### YOUR INSTRUCTIONS
Pick out each line of the records that includes the string "Americans", and copy it.

Data entries:
• • •

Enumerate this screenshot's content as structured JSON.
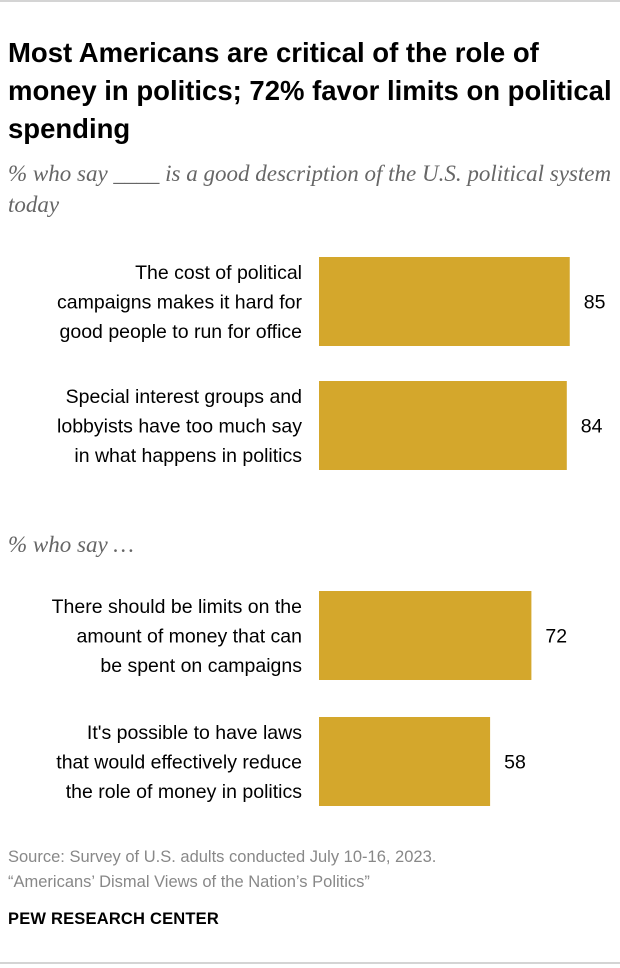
{
  "title": "Most Americans are critical of the role of money in politics; 72% favor limits on political spending",
  "subtitle_1": "% who say ____ is a good description of the U.S. political system today",
  "subtitle_2": "% who say …",
  "source_line_1": "Source: Survey of U.S. adults conducted July 10-16, 2023.",
  "source_line_2": "“Americans’ Dismal Views of the Nation’s Politics”",
  "credit": "PEW RESEARCH CENTER",
  "colors": {
    "bar": "#d4a72c",
    "text": "#000000",
    "subtitle": "#666666",
    "source": "#888888",
    "rule": "#d4d4d4"
  },
  "chart_data": [
    {
      "type": "bar",
      "orientation": "horizontal",
      "title": "% who say ____ is a good description of the U.S. political system today",
      "categories": [
        [
          "The cost of political",
          "campaigns makes it hard for",
          "good people to run for office"
        ],
        [
          "Special interest groups and",
          "lobbyists have too much say",
          "in what happens in politics"
        ]
      ],
      "values": [
        85,
        84
      ],
      "xlim": [
        0,
        100
      ],
      "grid": false,
      "legend": "none"
    },
    {
      "type": "bar",
      "orientation": "horizontal",
      "title": "% who say …",
      "categories": [
        [
          "There should be limits on the",
          "amount of money that can",
          "be spent on campaigns"
        ],
        [
          "It's possible to have laws",
          "that would effectively reduce",
          "the role of money in politics"
        ]
      ],
      "values": [
        72,
        58
      ],
      "xlim": [
        0,
        100
      ],
      "grid": false,
      "legend": "none"
    }
  ]
}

• • •

### ANSWER
  "title": "Most Americans are critical of the role of money in politics; 72% favor limits on political spending",
  "source_line_2": "“Americans’ Dismal Views of the Nation’s Politics”",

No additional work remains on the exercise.